AIM OF THE EXERCISE | Show all lines of the listing that hold the word "Gebiet".

┄┄┄┄┄┄┄┄┄┄

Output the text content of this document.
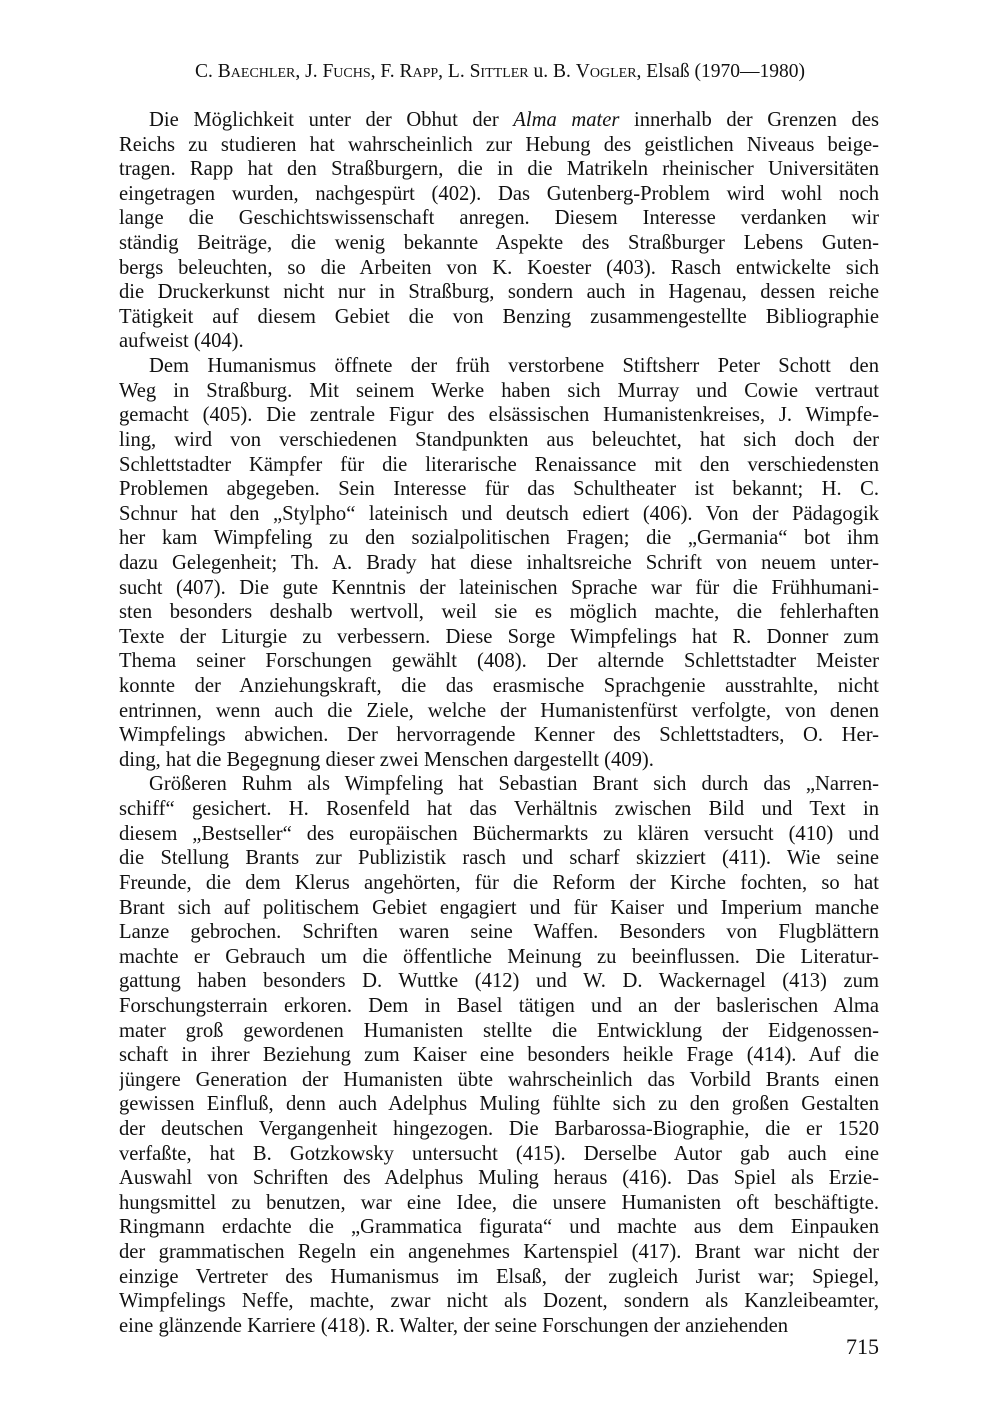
C. Baechler, J. Fuchs, F. Rapp, L. Sittler u. B. Vogler, Elsaß (1970—1980)
Die Möglichkeit unter der Obhut der Alma mater innerhalb der Grenzen des
Reichs zu studieren hat wahrscheinlich zur Hebung des geistlichen Niveaus beige-
tragen. Rapp hat den Straßburgern, die in die Matrikeln rheinischer Universitäten
eingetragen wurden, nachgespürt (402). Das Gutenberg-Problem wird wohl noch
lange die Geschichtswissenschaft anregen. Diesem Interesse verdanken wir
ständig Beiträge, die wenig bekannte Aspekte des Straßburger Lebens Guten-
bergs beleuchten, so die Arbeiten von K. Koester (403). Rasch entwickelte sich
die Druckerkunst nicht nur in Straßburg, sondern auch in Hagenau, dessen reiche
Tätigkeit auf diesem Gebiet die von Benzing zusammengestellte Bibliographie
aufweist (404).
Dem Humanismus öffnete der früh verstorbene Stiftsherr Peter Schott den
Weg in Straßburg. Mit seinem Werke haben sich Murray und Cowie vertraut
gemacht (405). Die zentrale Figur des elsässischen Humanistenkreises, J. Wimpfe-
ling, wird von verschiedenen Standpunkten aus beleuchtet, hat sich doch der
Schlettstadter Kämpfer für die literarische Renaissance mit den verschiedensten
Problemen abgegeben. Sein Interesse für das Schultheater ist bekannt; H. C.
Schnur hat den „Stylpho“ lateinisch und deutsch ediert (406). Von der Pädagogik
her kam Wimpfeling zu den sozialpolitischen Fragen; die „Germania“ bot ihm
dazu Gelegenheit; Th. A. Brady hat diese inhaltsreiche Schrift von neuem unter-
sucht (407). Die gute Kenntnis der lateinischen Sprache war für die Frühhumani-
sten besonders deshalb wertvoll, weil sie es möglich machte, die fehlerhaften
Texte der Liturgie zu verbessern. Diese Sorge Wimpfelings hat R. Donner zum
Thema seiner Forschungen gewählt (408). Der alternde Schlettstadter Meister
konnte der Anziehungskraft, die das erasmische Sprachgenie ausstrahlte, nicht
entrinnen, wenn auch die Ziele, welche der Humanistenfürst verfolgte, von denen
Wimpfelings abwichen. Der hervorragende Kenner des Schlettstadters, O. Her-
ding, hat die Begegnung dieser zwei Menschen dargestellt (409).
Größeren Ruhm als Wimpfeling hat Sebastian Brant sich durch das „Narren-
schiff“ gesichert. H. Rosenfeld hat das Verhältnis zwischen Bild und Text in
diesem „Bestseller“ des europäischen Büchermarkts zu klären versucht (410) und
die Stellung Brants zur Publizistik rasch und scharf skizziert (411). Wie seine
Freunde, die dem Klerus angehörten, für die Reform der Kirche fochten, so hat
Brant sich auf politischem Gebiet engagiert und für Kaiser und Imperium manche
Lanze gebrochen. Schriften waren seine Waffen. Besonders von Flugblättern
machte er Gebrauch um die öffentliche Meinung zu beeinflussen. Die Literatur-
gattung haben besonders D. Wuttke (412) und W. D. Wackernagel (413) zum
Forschungsterrain erkoren. Dem in Basel tätigen und an der baslerischen Alma
mater groß gewordenen Humanisten stellte die Entwicklung der Eidgenossen-
schaft in ihrer Beziehung zum Kaiser eine besonders heikle Frage (414). Auf die
jüngere Generation der Humanisten übte wahrscheinlich das Vorbild Brants einen
gewissen Einfluß, denn auch Adelphus Muling fühlte sich zu den großen Gestalten
der deutschen Vergangenheit hingezogen. Die Barbarossa-Biographie, die er 1520
verfaßte, hat B. Gotzkowsky untersucht (415). Derselbe Autor gab auch eine
Auswahl von Schriften des Adelphus Muling heraus (416). Das Spiel als Erzie-
hungsmittel zu benutzen, war eine Idee, die unsere Humanisten oft beschäftigte.
Ringmann erdachte die „Grammatica figurata“ und machte aus dem Einpauken
der grammatischen Regeln ein angenehmes Kartenspiel (417). Brant war nicht der
einzige Vertreter des Humanismus im Elsaß, der zugleich Jurist war; Spiegel,
Wimpfelings Neffe, machte, zwar nicht als Dozent, sondern als Kanzleibeamter,
eine glänzende Karriere (418). R. Walter, der seine Forschungen der anziehenden
715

┄┄┄┄┄┄┄┄┄┄

SOLUTION TO THIS TASK |
Tätigkeit auf diesem Gebiet die von Benzing zusammengestellte Bibliographie
Brant sich auf politischem Gebiet engagiert und für Kaiser und Imperium manche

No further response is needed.